■ Data ■

============

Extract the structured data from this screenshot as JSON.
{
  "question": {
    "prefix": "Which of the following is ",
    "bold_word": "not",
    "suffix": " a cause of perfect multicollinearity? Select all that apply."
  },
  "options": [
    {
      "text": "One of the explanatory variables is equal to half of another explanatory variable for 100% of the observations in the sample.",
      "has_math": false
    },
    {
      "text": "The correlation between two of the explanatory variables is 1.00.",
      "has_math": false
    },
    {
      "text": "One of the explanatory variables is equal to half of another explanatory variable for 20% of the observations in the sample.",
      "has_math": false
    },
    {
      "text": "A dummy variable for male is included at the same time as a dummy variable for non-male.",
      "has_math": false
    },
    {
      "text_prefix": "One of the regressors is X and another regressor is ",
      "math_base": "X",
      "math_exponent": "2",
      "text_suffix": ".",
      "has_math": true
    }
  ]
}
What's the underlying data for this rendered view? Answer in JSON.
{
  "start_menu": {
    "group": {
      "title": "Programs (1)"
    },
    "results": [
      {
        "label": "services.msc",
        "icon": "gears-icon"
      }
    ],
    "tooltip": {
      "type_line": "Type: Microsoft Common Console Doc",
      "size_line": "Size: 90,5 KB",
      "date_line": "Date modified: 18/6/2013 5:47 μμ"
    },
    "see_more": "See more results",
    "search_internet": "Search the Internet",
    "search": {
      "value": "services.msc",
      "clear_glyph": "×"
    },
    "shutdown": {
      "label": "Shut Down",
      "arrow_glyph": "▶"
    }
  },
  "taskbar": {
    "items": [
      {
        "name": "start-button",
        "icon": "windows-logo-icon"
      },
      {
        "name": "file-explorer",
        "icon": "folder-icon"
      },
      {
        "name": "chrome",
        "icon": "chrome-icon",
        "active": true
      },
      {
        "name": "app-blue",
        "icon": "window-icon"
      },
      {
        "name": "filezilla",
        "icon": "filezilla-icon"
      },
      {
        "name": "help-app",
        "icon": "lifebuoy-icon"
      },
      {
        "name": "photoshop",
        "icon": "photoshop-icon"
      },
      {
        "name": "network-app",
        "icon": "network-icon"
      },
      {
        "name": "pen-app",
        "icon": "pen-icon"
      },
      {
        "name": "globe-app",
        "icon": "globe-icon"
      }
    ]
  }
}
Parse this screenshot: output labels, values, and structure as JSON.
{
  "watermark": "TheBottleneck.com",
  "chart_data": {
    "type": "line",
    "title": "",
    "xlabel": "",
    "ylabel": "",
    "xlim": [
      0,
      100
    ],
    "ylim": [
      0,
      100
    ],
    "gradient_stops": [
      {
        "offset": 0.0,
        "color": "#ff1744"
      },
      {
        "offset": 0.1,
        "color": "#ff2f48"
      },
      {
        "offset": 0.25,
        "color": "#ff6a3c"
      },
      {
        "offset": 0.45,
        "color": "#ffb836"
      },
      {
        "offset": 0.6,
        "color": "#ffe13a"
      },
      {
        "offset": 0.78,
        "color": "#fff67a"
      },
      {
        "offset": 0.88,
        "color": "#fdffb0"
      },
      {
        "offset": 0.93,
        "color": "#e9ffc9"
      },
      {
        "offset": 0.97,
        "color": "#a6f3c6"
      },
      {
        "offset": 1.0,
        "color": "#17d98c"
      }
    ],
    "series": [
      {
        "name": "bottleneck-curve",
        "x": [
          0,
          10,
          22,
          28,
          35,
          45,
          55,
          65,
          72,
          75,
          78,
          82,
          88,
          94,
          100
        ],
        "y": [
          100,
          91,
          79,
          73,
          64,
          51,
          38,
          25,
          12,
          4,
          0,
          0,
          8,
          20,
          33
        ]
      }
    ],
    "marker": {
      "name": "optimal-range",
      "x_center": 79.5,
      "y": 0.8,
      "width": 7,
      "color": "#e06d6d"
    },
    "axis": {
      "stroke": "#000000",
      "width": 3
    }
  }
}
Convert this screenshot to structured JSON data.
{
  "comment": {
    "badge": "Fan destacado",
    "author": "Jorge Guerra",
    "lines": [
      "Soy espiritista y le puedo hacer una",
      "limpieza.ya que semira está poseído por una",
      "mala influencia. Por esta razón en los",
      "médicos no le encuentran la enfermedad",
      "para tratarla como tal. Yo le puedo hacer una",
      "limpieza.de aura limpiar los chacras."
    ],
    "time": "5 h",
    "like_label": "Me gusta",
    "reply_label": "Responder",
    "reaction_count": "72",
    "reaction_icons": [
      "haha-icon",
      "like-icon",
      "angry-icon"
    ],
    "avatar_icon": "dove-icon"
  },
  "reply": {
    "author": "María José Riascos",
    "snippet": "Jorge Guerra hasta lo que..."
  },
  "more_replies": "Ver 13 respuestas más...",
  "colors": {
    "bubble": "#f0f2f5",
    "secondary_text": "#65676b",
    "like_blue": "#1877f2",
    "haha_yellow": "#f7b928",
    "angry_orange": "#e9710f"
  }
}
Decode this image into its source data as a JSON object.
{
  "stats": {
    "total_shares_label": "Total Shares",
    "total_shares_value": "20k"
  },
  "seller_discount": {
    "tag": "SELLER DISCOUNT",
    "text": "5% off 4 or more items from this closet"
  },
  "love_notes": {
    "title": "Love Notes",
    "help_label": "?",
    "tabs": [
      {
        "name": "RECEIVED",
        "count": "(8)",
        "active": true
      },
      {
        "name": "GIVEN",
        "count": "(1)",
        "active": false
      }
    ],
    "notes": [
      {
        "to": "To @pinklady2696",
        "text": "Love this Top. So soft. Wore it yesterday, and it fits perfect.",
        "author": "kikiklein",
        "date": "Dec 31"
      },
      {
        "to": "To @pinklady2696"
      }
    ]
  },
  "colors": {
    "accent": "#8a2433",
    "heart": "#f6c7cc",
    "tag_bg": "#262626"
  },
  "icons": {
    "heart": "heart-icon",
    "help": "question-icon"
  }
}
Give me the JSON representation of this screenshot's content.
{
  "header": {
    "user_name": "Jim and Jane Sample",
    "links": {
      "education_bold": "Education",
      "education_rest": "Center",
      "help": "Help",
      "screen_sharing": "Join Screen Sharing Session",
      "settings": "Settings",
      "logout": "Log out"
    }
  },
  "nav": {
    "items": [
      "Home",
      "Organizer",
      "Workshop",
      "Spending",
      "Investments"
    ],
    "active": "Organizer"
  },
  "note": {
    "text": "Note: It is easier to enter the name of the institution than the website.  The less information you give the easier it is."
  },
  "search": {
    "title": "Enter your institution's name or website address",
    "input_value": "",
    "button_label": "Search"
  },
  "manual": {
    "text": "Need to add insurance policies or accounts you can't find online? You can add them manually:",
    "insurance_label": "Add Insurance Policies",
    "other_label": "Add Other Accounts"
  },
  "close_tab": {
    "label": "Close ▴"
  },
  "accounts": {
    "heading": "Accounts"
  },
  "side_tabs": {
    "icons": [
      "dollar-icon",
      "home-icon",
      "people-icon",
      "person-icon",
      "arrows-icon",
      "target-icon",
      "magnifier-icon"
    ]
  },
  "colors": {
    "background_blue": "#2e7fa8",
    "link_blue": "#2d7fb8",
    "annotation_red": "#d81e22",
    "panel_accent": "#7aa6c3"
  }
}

============

■ Written task ■
From the records above, extract every line exactly as it stands.

■ Worked solution ■
Extract the structured data from this screenshot as JSON.
{
  "question": {
    "prefix": "Which of the following is ",
    "bold_word": "not",
    "suffix": " a cause of perfect multicollinearity? Select all that apply."
  },
  "options": [
    {
      "text": "One of the explanatory variables is equal to half of another explanatory variable for 100% of the observations in the sample.",
      "has_math": false
    },
    {
      "text": "The correlation between two of the explanatory variables is 1.00.",
      "has_math": false
    },
    {
      "text": "One of the explanatory variables is equal to half of another explanatory variable for 20% of the observations in the sample.",
      "has_math": false
    },
    {
      "text": "A dummy variable for male is included at the same time as a dummy variable for non-male.",
      "has_math": false
    },
    {
      "text_prefix": "One of the regressors is X and another regressor is ",
      "math_base": "X",
      "math_exponent": "2",
      "text_suffix": ".",
      "has_math": true
    }
  ]
}
What's the underlying data for this rendered view? Answer in JSON.
{
  "start_menu": {
    "group": {
      "title": "Programs (1)"
    },
    "results": [
      {
        "label": "services.msc",
        "icon": "gears-icon"
      }
    ],
    "tooltip": {
      "type_line": "Type: Microsoft Common Console Doc",
      "size_line": "Size: 90,5 KB",
      "date_line": "Date modified: 18/6/2013 5:47 μμ"
    },
    "see_more": "See more results",
    "search_internet": "Search the Internet",
    "search": {
      "value": "services.msc",
      "clear_glyph": "×"
    },
    "shutdown": {
      "label": "Shut Down",
      "arrow_glyph": "▶"
    }
  },
  "taskbar": {
    "items": [
      {
        "name": "start-button",
        "icon": "windows-logo-icon"
      },
      {
        "name": "file-explorer",
        "icon": "folder-icon"
      },
      {
        "name": "chrome",
        "icon": "chrome-icon",
        "active": true
      },
      {
        "name": "app-blue",
        "icon": "window-icon"
      },
      {
        "name": "filezilla",
        "icon": "filezilla-icon"
      },
      {
        "name": "help-app",
        "icon": "lifebuoy-icon"
      },
      {
        "name": "photoshop",
        "icon": "photoshop-icon"
      },
      {
        "name": "network-app",
        "icon": "network-icon"
      },
      {
        "name": "pen-app",
        "icon": "pen-icon"
      },
      {
        "name": "globe-app",
        "icon": "globe-icon"
      }
    ]
  }
}
Parse this screenshot: output labels, values, and structure as JSON.
{
  "watermark": "TheBottleneck.com",
  "chart_data": {
    "type": "line",
    "title": "",
    "xlabel": "",
    "ylabel": "",
    "xlim": [
      0,
      100
    ],
    "ylim": [
      0,
      100
    ],
    "gradient_stops": [
      {
        "offset": 0.0,
        "color": "#ff1744"
      },
      {
        "offset": 0.1,
        "color": "#ff2f48"
      },
      {
        "offset": 0.25,
        "color": "#ff6a3c"
      },
      {
        "offset": 0.45,
        "color": "#ffb836"
      },
      {
        "offset": 0.6,
        "color": "#ffe13a"
      },
      {
        "offset": 0.78,
        "color": "#fff67a"
      },
      {
        "offset": 0.88,
        "color": "#fdffb0"
      },
      {
        "offset": 0.93,
        "color": "#e9ffc9"
      },
      {
        "offset": 0.97,
        "color": "#a6f3c6"
      },
      {
        "offset": 1.0,
        "color": "#17d98c"
      }
    ],
    "series": [
      {
        "name": "bottleneck-curve",
        "x": [
          0,
          10,
          22,
          28,
          35,
          45,
          55,
          65,
          72,
          75,
          78,
          82,
          88,
          94,
          100
        ],
        "y": [
          100,
          91,
          79,
          73,
          64,
          51,
          38,
          25,
          12,
          4,
          0,
          0,
          8,
          20,
          33
        ]
      }
    ],
    "marker": {
      "name": "optimal-range",
      "x_center": 79.5,
      "y": 0.8,
      "width": 7,
      "color": "#e06d6d"
    },
    "axis": {
      "stroke": "#000000",
      "width": 3
    }
  }
}
Convert this screenshot to structured JSON data.
{
  "comment": {
    "badge": "Fan destacado",
    "author": "Jorge Guerra",
    "lines": [
      "Soy espiritista y le puedo hacer una",
      "limpieza.ya que semira está poseído por una",
      "mala influencia. Por esta razón en los",
      "médicos no le encuentran la enfermedad",
      "para tratarla como tal. Yo le puedo hacer una",
      "limpieza.de aura limpiar los chacras."
    ],
    "time": "5 h",
    "like_label": "Me gusta",
    "reply_label": "Responder",
    "reaction_count": "72",
    "reaction_icons": [
      "haha-icon",
      "like-icon",
      "angry-icon"
    ],
    "avatar_icon": "dove-icon"
  },
  "reply": {
    "author": "María José Riascos",
    "snippet": "Jorge Guerra hasta lo que..."
  },
  "more_replies": "Ver 13 respuestas más...",
  "colors": {
    "bubble": "#f0f2f5",
    "secondary_text": "#65676b",
    "like_blue": "#1877f2",
    "haha_yellow": "#f7b928",
    "angry_orange": "#e9710f"
  }
}
Decode this image into its source data as a JSON object.
{
  "stats": {
    "total_shares_label": "Total Shares",
    "total_shares_value": "20k"
  },
  "seller_discount": {
    "tag": "SELLER DISCOUNT",
    "text": "5% off 4 or more items from this closet"
  },
  "love_notes": {
    "title": "Love Notes",
    "help_label": "?",
    "tabs": [
      {
        "name": "RECEIVED",
        "count": "(8)",
        "active": true
      },
      {
        "name": "GIVEN",
        "count": "(1)",
        "active": false
      }
    ],
    "notes": [
      {
        "to": "To @pinklady2696",
        "text": "Love this Top. So soft. Wore it yesterday, and it fits perfect.",
        "author": "kikiklein",
        "date": "Dec 31"
      },
      {
        "to": "To @pinklady2696"
      }
    ]
  },
  "colors": {
    "accent": "#8a2433",
    "heart": "#f6c7cc",
    "tag_bg": "#262626"
  },
  "icons": {
    "heart": "heart-icon",
    "help": "question-icon"
  }
}
Give me the JSON representation of this screenshot's content.
{
  "header": {
    "user_name": "Jim and Jane Sample",
    "links": {
      "education_bold": "Education",
      "education_rest": "Center",
      "help": "Help",
      "screen_sharing": "Join Screen Sharing Session",
      "settings": "Settings",
      "logout": "Log out"
    }
  },
  "nav": {
    "items": [
      "Home",
      "Organizer",
      "Workshop",
      "Spending",
      "Investments"
    ],
    "active": "Organizer"
  },
  "note": {
    "text": "Note: It is easier to enter the name of the institution than the website.  The less information you give the easier it is."
  },
  "search": {
    "title": "Enter your institution's name or website address",
    "input_value": "",
    "button_label": "Search"
  },
  "manual": {
    "text": "Need to add insurance policies or accounts you can't find online? You can add them manually:",
    "insurance_label": "Add Insurance Policies",
    "other_label": "Add Other Accounts"
  },
  "close_tab": {
    "label": "Close ▴"
  },
  "accounts": {
    "heading": "Accounts"
  },
  "side_tabs": {
    "icons": [
      "dollar-icon",
      "home-icon",
      "people-icon",
      "person-icon",
      "arrows-icon",
      "target-icon",
      "magnifier-icon"
    ]
  },
  "colors": {
    "background_blue": "#2e7fa8",
    "link_blue": "#2d7fb8",
    "annotation_red": "#d81e22",
    "panel_accent": "#7aa6c3"
  }
}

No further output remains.